**Problem details**: Omit the pictures, please, and give each record below again exactly.

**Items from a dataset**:
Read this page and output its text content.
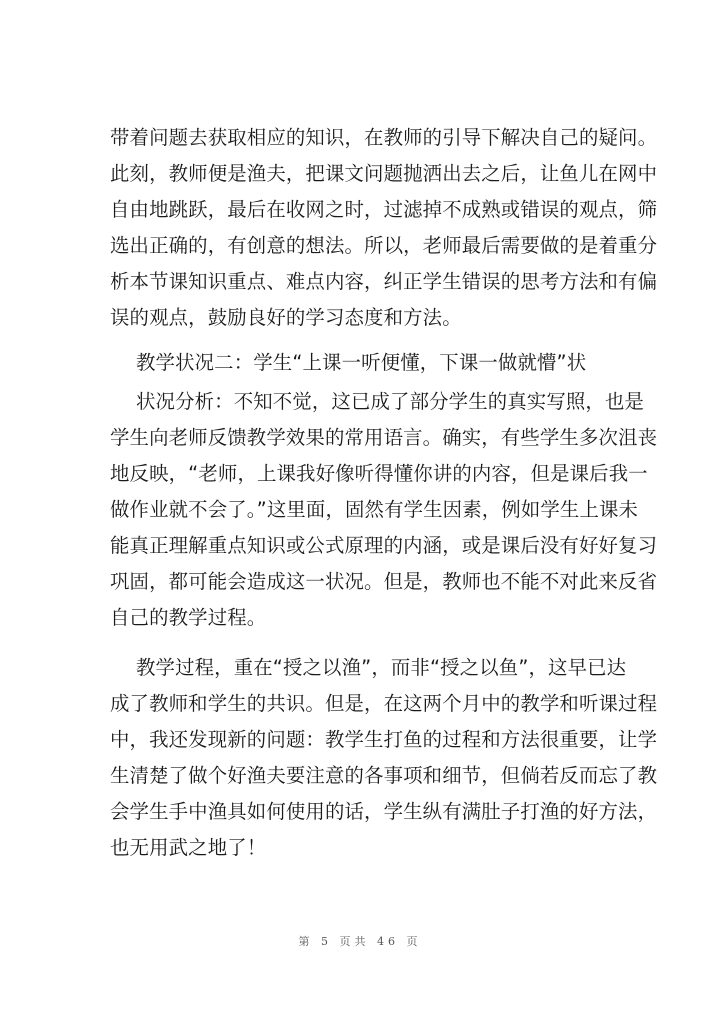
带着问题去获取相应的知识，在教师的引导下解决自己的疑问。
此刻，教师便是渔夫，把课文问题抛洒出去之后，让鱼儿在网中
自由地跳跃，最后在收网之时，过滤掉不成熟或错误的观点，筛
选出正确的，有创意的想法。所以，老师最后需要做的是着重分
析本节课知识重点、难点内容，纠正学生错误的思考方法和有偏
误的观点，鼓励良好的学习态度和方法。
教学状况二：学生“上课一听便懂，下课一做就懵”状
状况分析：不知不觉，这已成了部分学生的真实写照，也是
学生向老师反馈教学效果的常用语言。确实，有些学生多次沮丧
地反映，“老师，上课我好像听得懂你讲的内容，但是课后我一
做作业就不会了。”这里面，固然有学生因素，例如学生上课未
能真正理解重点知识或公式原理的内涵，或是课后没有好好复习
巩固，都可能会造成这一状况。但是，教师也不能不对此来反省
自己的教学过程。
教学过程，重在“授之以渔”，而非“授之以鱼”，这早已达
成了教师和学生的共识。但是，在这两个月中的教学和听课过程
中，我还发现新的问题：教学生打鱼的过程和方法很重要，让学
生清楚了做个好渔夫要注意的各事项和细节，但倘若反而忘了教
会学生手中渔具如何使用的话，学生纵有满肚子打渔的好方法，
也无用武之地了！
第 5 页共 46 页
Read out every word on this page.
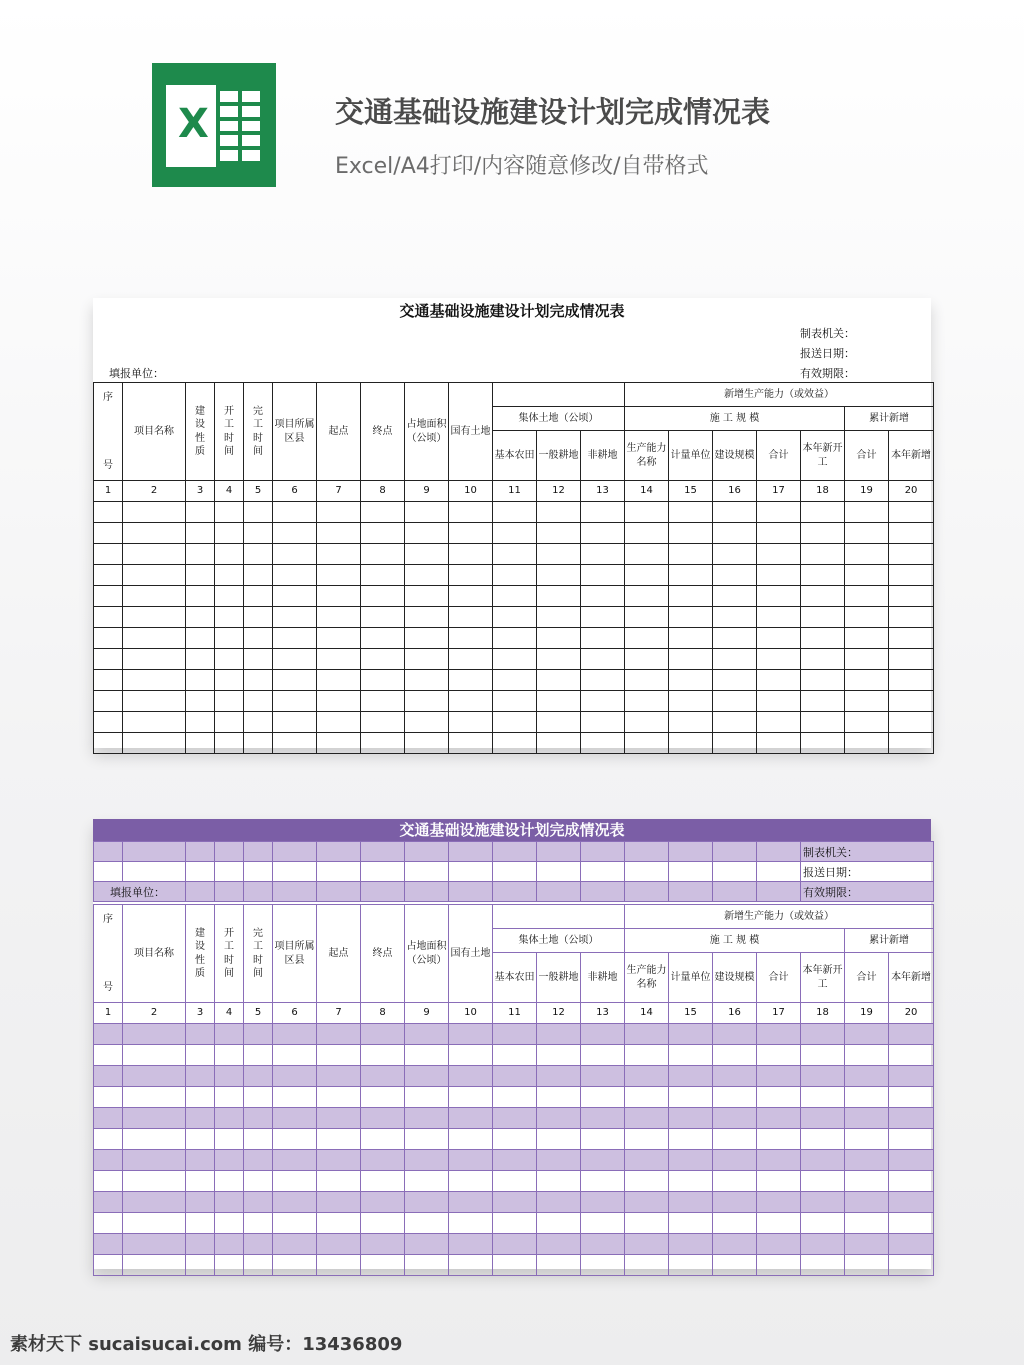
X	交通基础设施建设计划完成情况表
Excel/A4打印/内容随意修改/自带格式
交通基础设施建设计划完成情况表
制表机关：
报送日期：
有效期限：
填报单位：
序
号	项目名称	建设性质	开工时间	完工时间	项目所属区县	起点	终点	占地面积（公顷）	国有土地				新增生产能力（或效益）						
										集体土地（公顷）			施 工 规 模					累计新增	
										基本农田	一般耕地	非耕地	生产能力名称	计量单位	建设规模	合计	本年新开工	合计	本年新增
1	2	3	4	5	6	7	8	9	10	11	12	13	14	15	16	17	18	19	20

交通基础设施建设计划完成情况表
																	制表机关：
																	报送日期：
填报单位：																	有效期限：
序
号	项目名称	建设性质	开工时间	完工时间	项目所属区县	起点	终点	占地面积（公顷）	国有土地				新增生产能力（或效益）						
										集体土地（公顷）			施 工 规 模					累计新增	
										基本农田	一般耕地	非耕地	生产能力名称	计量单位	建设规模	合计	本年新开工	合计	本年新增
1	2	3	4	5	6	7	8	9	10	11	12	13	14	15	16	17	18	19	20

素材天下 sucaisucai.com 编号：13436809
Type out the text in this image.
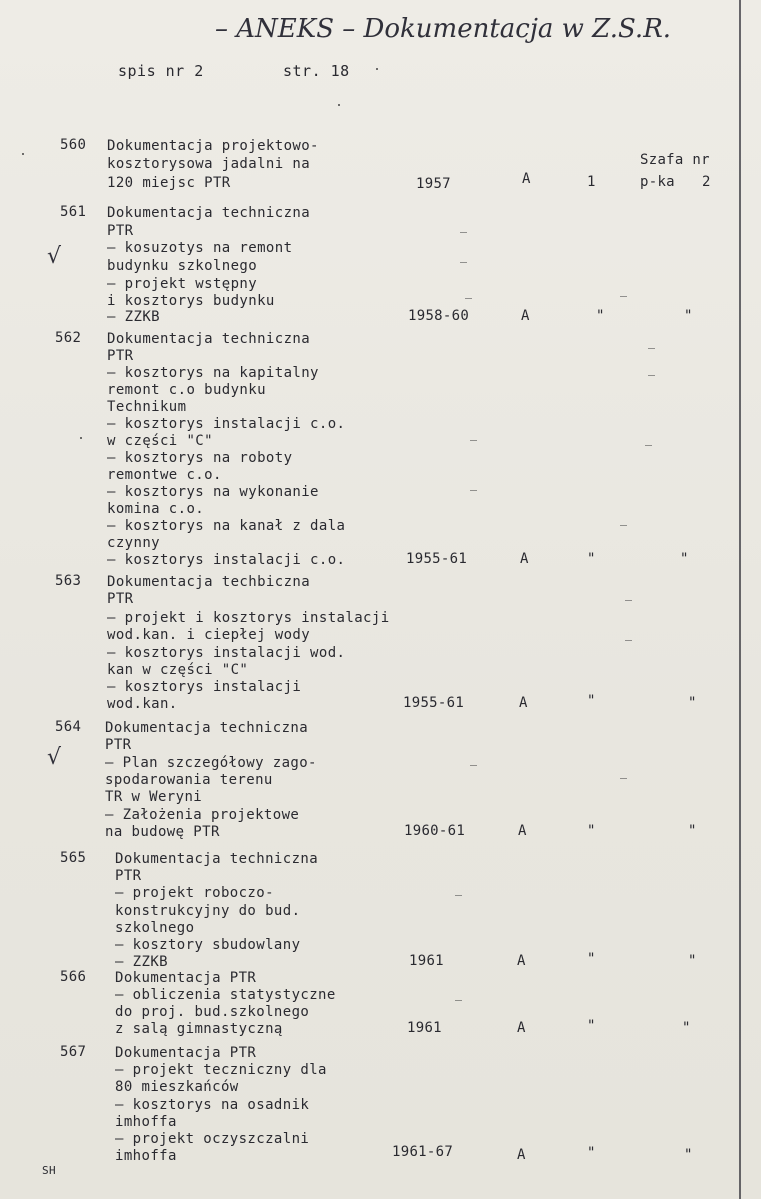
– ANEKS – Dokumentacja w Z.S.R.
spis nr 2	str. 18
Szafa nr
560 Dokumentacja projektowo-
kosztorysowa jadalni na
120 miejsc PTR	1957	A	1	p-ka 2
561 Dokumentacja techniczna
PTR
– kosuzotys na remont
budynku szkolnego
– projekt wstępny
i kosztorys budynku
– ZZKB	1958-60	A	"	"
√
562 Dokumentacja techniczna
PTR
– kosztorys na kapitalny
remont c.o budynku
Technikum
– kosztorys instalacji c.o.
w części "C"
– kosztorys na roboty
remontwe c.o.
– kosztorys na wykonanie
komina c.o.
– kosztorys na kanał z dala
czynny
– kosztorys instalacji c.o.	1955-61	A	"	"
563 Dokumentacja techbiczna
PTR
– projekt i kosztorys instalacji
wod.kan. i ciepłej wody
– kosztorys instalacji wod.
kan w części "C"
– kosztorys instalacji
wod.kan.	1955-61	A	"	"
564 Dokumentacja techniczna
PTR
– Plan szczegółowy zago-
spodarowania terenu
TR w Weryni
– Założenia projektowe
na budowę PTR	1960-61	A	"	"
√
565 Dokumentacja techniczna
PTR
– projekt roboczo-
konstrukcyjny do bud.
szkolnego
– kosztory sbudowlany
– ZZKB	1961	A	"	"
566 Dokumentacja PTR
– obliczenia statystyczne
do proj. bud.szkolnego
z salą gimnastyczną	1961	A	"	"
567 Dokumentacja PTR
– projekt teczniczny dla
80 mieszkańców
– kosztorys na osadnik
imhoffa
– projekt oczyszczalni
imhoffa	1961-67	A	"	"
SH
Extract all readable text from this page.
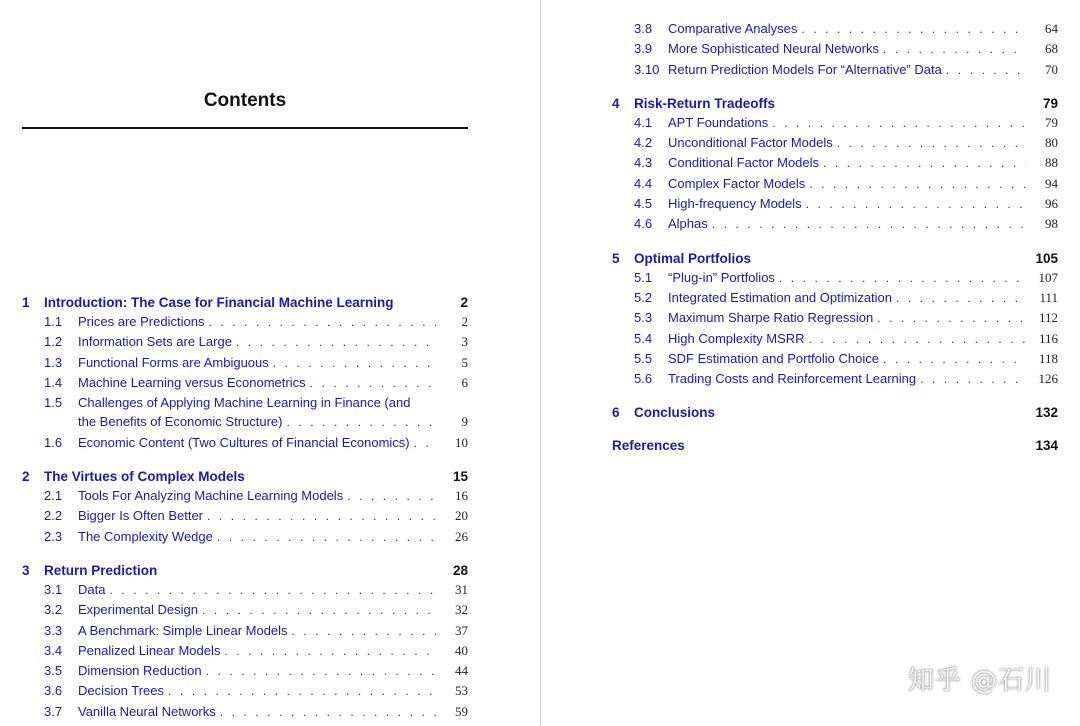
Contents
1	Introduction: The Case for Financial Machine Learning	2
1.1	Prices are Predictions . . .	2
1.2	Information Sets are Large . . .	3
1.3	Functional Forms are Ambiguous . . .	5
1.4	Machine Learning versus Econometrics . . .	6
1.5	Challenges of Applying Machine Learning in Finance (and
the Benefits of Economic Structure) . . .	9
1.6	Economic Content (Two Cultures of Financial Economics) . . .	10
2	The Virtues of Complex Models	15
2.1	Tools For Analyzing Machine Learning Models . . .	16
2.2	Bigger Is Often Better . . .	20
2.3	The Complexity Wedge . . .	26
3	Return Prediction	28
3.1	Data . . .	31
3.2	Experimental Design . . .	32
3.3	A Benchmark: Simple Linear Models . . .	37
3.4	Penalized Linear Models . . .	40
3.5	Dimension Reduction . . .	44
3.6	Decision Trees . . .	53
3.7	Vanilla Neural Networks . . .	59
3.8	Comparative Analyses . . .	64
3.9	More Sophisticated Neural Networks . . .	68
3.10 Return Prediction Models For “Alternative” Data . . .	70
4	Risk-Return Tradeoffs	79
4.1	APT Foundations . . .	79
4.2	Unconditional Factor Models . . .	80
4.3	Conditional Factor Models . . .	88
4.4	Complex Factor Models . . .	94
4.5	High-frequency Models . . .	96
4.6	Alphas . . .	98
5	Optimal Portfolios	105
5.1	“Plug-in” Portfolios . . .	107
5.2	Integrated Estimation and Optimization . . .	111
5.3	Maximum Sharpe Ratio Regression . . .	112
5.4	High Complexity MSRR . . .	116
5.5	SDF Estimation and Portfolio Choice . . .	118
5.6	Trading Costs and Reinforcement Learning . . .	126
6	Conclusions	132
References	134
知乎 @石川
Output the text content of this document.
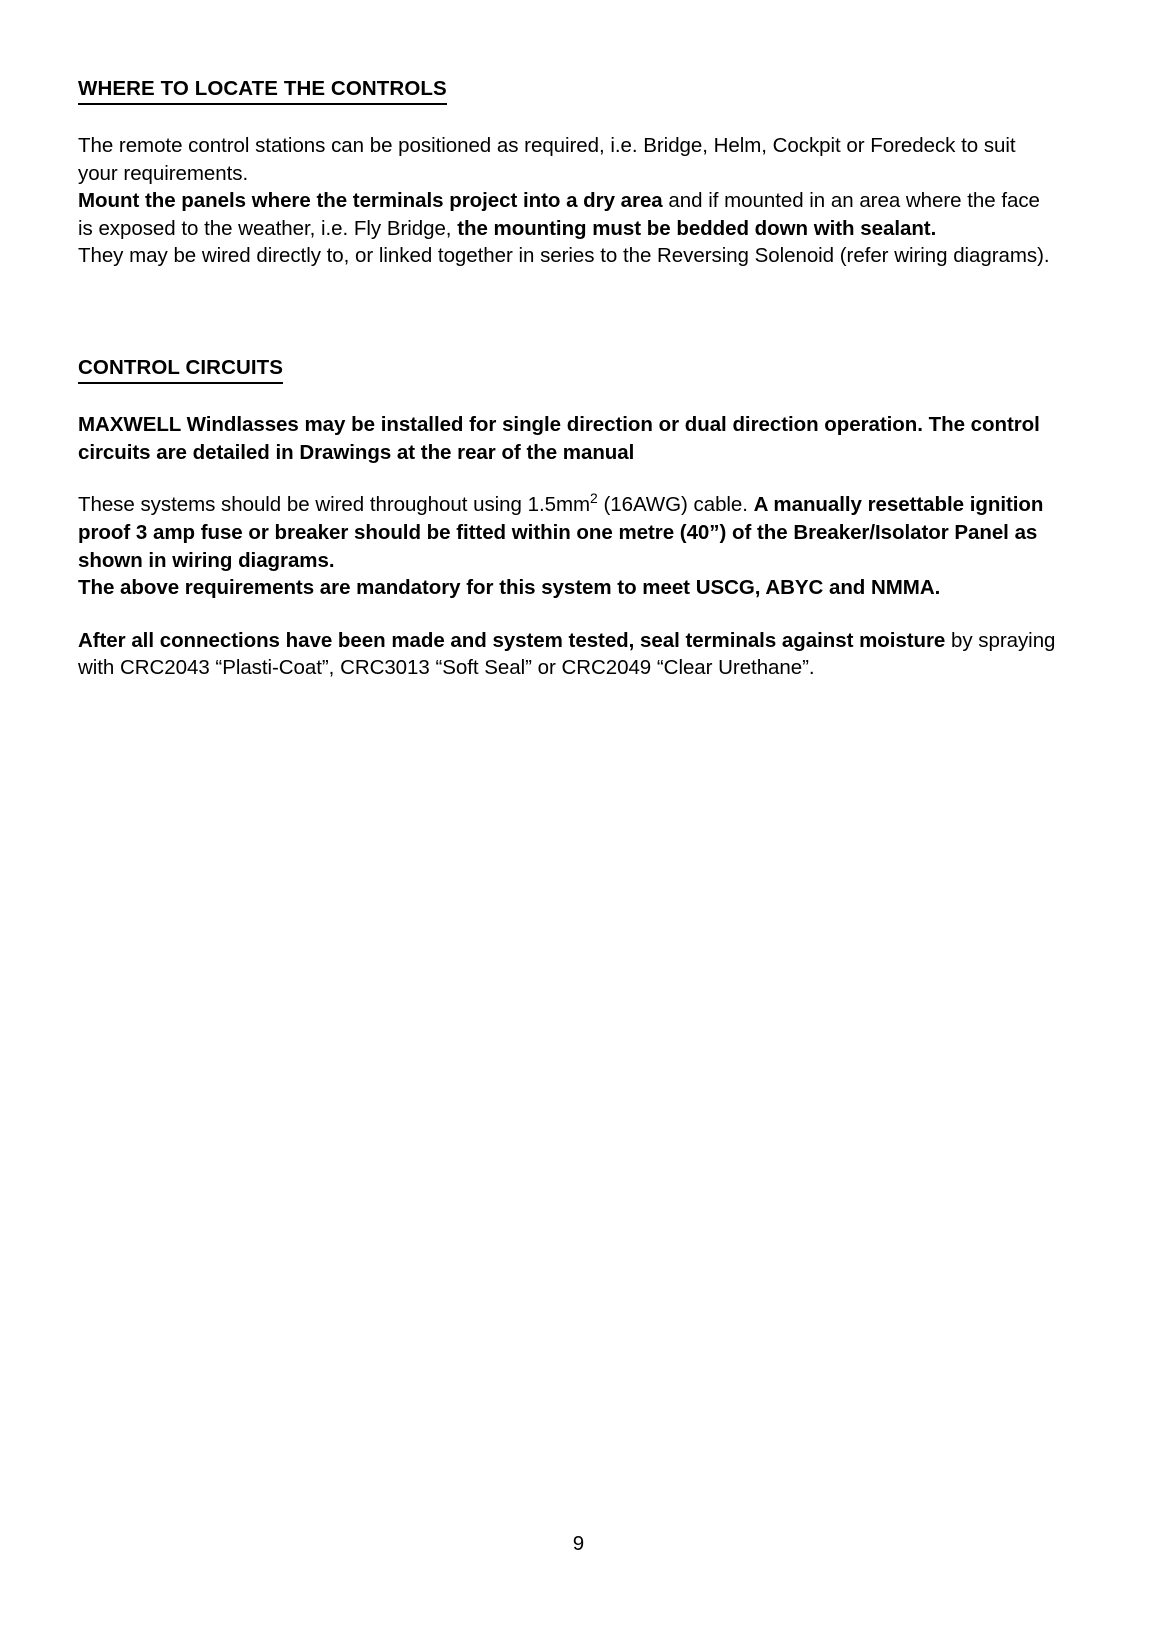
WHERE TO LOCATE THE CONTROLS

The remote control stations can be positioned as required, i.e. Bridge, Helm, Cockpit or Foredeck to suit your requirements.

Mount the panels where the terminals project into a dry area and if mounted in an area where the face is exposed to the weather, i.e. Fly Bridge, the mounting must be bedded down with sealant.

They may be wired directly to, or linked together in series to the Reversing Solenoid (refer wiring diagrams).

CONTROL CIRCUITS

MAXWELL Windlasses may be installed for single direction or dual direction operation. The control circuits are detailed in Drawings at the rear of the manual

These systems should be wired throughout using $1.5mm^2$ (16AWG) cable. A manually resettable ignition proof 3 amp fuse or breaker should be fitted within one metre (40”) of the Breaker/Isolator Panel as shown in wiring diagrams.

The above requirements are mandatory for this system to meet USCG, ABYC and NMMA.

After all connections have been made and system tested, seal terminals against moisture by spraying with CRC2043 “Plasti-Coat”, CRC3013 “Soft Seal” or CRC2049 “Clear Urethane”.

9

**Problem solution**:
Read this page and output its text content.
带着问题去获取相应的知识，在教师的引导下解决自己的疑问。
此刻，教师便是渔夫，把课文问题抛洒出去之后，让鱼儿在网中
自由地跳跃，最后在收网之时，过滤掉不成熟或错误的观点，筛
选出正确的，有创意的想法。所以，老师最后需要做的是着重分
析本节课知识重点、难点内容，纠正学生错误的思考方法和有偏
误的观点，鼓励良好的学习态度和方法。
教学状况二：学生“上课一听便懂，下课一做就懵”状
状况分析：不知不觉，这已成了部分学生的真实写照，也是
学生向老师反馈教学效果的常用语言。确实，有些学生多次沮丧
地反映，“老师，上课我好像听得懂你讲的内容，但是课后我一
做作业就不会了。”这里面，固然有学生因素，例如学生上课未
能真正理解重点知识或公式原理的内涵，或是课后没有好好复习
巩固，都可能会造成这一状况。但是，教师也不能不对此来反省
自己的教学过程。
教学过程，重在“授之以渔”，而非“授之以鱼”，这早已达
成了教师和学生的共识。但是，在这两个月中的教学和听课过程
中，我还发现新的问题：教学生打鱼的过程和方法很重要，让学
生清楚了做个好渔夫要注意的各事项和细节，但倘若反而忘了教
会学生手中渔具如何使用的话，学生纵有满肚子打渔的好方法，
也无用武之地了！
第 5 页共 46 页
Read out every word on this page.
X	交通基础设施建设计划完成情况表
Excel/A4打印/内容随意修改/自带格式
交通基础设施建设计划完成情况表
制表机关：
报送日期：
有效期限：
填报单位：
序
号	项目名称	建设性质	开工时间	完工时间	项目所属区县	起点	终点	占地面积（公顷）	国有土地				新增生产能力（或效益）						
										集体土地（公顷）			施 工 规 模					累计新增	
										基本农田	一般耕地	非耕地	生产能力名称	计量单位	建设规模	合计	本年新开工	合计	本年新增
1	2	3	4	5	6	7	8	9	10	11	12	13	14	15	16	17	18	19	20

交通基础设施建设计划完成情况表
																	制表机关：
																	报送日期：
填报单位：																	有效期限：
序
号	项目名称	建设性质	开工时间	完工时间	项目所属区县	起点	终点	占地面积（公顷）	国有土地				新增生产能力（或效益）						
										集体土地（公顷）			施 工 规 模					累计新增	
										基本农田	一般耕地	非耕地	生产能力名称	计量单位	建设规模	合计	本年新开工	合计	本年新增
1	2	3	4	5	6	7	8	9	10	11	12	13	14	15	16	17	18	19	20

素材天下 sucaisucai.com 编号：13436809
Type out the text in this image.
– ANEKS – Dokumentacja w Z.S.R.
spis nr 2	str. 18
Szafa nr
560 Dokumentacja projektowo-
kosztorysowa jadalni na
120 miejsc PTR	1957	A	1	p-ka 2
561 Dokumentacja techniczna
PTR
– kosuzotys na remont
budynku szkolnego
– projekt wstępny
i kosztorys budynku
– ZZKB	1958-60	A	"	"
√
562 Dokumentacja techniczna
PTR
– kosztorys na kapitalny
remont c.o budynku
Technikum
– kosztorys instalacji c.o.
w części "C"
– kosztorys na roboty
remontwe c.o.
– kosztorys na wykonanie
komina c.o.
– kosztorys na kanał z dala
czynny
– kosztorys instalacji c.o.	1955-61	A	"	"
563 Dokumentacja techbiczna
PTR
– projekt i kosztorys instalacji
wod.kan. i ciepłej wody
– kosztorys instalacji wod.
kan w części "C"
– kosztorys instalacji
wod.kan.	1955-61	A	"	"
564 Dokumentacja techniczna
PTR
– Plan szczegółowy zago-
spodarowania terenu
TR w Weryni
– Założenia projektowe
na budowę PTR	1960-61	A	"	"
√
565 Dokumentacja techniczna
PTR
– projekt roboczo-
konstrukcyjny do bud.
szkolnego
– kosztory sbudowlany
– ZZKB	1961	A	"	"
566 Dokumentacja PTR
– obliczenia statystyczne
do proj. bud.szkolnego
z salą gimnastyczną	1961	A	"	"
567 Dokumentacja PTR
– projekt teczniczny dla
80 mieszkańców
– kosztorys na osadnik
imhoffa
– projekt oczyszczalni
imhoffa	1961-67	A	"	"
SH
Extract all readable text from this page.
Contents
1	Introduction: The Case for Financial Machine Learning	2
1.1	Prices are Predictions . . .	2
1.2	Information Sets are Large . . .	3
1.3	Functional Forms are Ambiguous . . .	5
1.4	Machine Learning versus Econometrics . . .	6
1.5	Challenges of Applying Machine Learning in Finance (and
the Benefits of Economic Structure) . . .	9
1.6	Economic Content (Two Cultures of Financial Economics) . . .	10
2	The Virtues of Complex Models	15
2.1	Tools For Analyzing Machine Learning Models . . .	16
2.2	Bigger Is Often Better . . .	20
2.3	The Complexity Wedge . . .	26
3	Return Prediction	28
3.1	Data . . .	31
3.2	Experimental Design . . .	32
3.3	A Benchmark: Simple Linear Models . . .	37
3.4	Penalized Linear Models . . .	40
3.5	Dimension Reduction . . .	44
3.6	Decision Trees . . .	53
3.7	Vanilla Neural Networks . . .	59
3.8	Comparative Analyses . . .	64
3.9	More Sophisticated Neural Networks . . .	68
3.10 Return Prediction Models For “Alternative” Data . . .	70
4	Risk-Return Tradeoffs	79
4.1	APT Foundations . . .	79
4.2	Unconditional Factor Models . . .	80
4.3	Conditional Factor Models . . .	88
4.4	Complex Factor Models . . .	94
4.5	High-frequency Models . . .	96
4.6	Alphas . . .	98
5	Optimal Portfolios	105
5.1	“Plug-in” Portfolios . . .	107
5.2	Integrated Estimation and Optimization . . .	111
5.3	Maximum Sharpe Ratio Regression . . .	112
5.4	High Complexity MSRR . . .	116
5.5	SDF Estimation and Portfolio Choice . . .	118
5.6	Trading Costs and Reinforcement Learning . . .	126
6	Conclusions	132
References	134
知乎 @石川
Output the text content of this document.
WHERE TO LOCATE THE CONTROLS

The remote control stations can be positioned as required, i.e. Bridge, Helm, Cockpit or Foredeck to suit your requirements.

Mount the panels where the terminals project into a dry area and if mounted in an area where the face is exposed to the weather, i.e. Fly Bridge, the mounting must be bedded down with sealant.

They may be wired directly to, or linked together in series to the Reversing Solenoid (refer wiring diagrams).

CONTROL CIRCUITS

MAXWELL Windlasses may be installed for single direction or dual direction operation. The control circuits are detailed in Drawings at the rear of the manual

These systems should be wired throughout using $1.5mm^2$ (16AWG) cable. A manually resettable ignition proof 3 amp fuse or breaker should be fitted within one metre (40”) of the Breaker/Isolator Panel as shown in wiring diagrams.

The above requirements are mandatory for this system to meet USCG, ABYC and NMMA.

After all connections have been made and system tested, seal terminals against moisture by spraying with CRC2043 “Plasti-Coat”, CRC3013 “Soft Seal” or CRC2049 “Clear Urethane”.

9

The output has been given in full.